**Aim:** Repeat exactly each line of the data provided below.

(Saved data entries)
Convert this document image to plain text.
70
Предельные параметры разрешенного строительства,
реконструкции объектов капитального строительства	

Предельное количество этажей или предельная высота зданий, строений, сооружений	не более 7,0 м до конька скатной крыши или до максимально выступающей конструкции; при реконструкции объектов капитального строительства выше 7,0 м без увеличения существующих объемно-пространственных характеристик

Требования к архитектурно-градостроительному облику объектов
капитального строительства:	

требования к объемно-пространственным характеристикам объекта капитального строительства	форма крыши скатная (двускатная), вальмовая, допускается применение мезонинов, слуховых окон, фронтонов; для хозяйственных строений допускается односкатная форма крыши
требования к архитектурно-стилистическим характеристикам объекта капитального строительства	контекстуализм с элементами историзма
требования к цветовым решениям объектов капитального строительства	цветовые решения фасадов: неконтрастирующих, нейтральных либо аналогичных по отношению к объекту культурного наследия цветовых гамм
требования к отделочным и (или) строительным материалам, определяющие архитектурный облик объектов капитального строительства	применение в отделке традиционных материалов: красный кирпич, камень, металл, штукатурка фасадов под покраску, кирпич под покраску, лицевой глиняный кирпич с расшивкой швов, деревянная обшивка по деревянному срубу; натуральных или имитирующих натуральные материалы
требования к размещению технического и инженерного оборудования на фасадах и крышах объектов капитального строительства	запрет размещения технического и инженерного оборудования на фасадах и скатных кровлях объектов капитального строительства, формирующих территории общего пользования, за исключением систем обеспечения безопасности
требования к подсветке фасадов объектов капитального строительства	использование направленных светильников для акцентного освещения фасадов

**The result:**
Convert this document image to plain text.
70
Предельные параметры разрешенного строительства,
реконструкции объектов капитального строительства	

Предельное количество этажей или предельная высота зданий, строений, сооружений	не более 7,0 м до конька скатной крыши или до максимально выступающей конструкции; при реконструкции объектов капитального строительства выше 7,0 м без увеличения существующих объемно-пространственных характеристик

Требования к архитектурно-градостроительному облику объектов
капитального строительства:	

требования к объемно-пространственным характеристикам объекта капитального строительства	форма крыши скатная (двускатная), вальмовая, допускается применение мезонинов, слуховых окон, фронтонов; для хозяйственных строений допускается односкатная форма крыши
требования к архитектурно-стилистическим характеристикам объекта капитального строительства	контекстуализм с элементами историзма
требования к цветовым решениям объектов капитального строительства	цветовые решения фасадов: неконтрастирующих, нейтральных либо аналогичных по отношению к объекту культурного наследия цветовых гамм
требования к отделочным и (или) строительным материалам, определяющие архитектурный облик объектов капитального строительства	применение в отделке традиционных материалов: красный кирпич, камень, металл, штукатурка фасадов под покраску, кирпич под покраску, лицевой глиняный кирпич с расшивкой швов, деревянная обшивка по деревянному срубу; натуральных или имитирующих натуральные материалы
требования к размещению технического и инженерного оборудования на фасадах и крышах объектов капитального строительства	запрет размещения технического и инженерного оборудования на фасадах и скатных кровлях объектов капитального строительства, формирующих территории общего пользования, за исключением систем обеспечения безопасности
требования к подсветке фасадов объектов капитального строительства	использование направленных светильников для акцентного освещения фасадов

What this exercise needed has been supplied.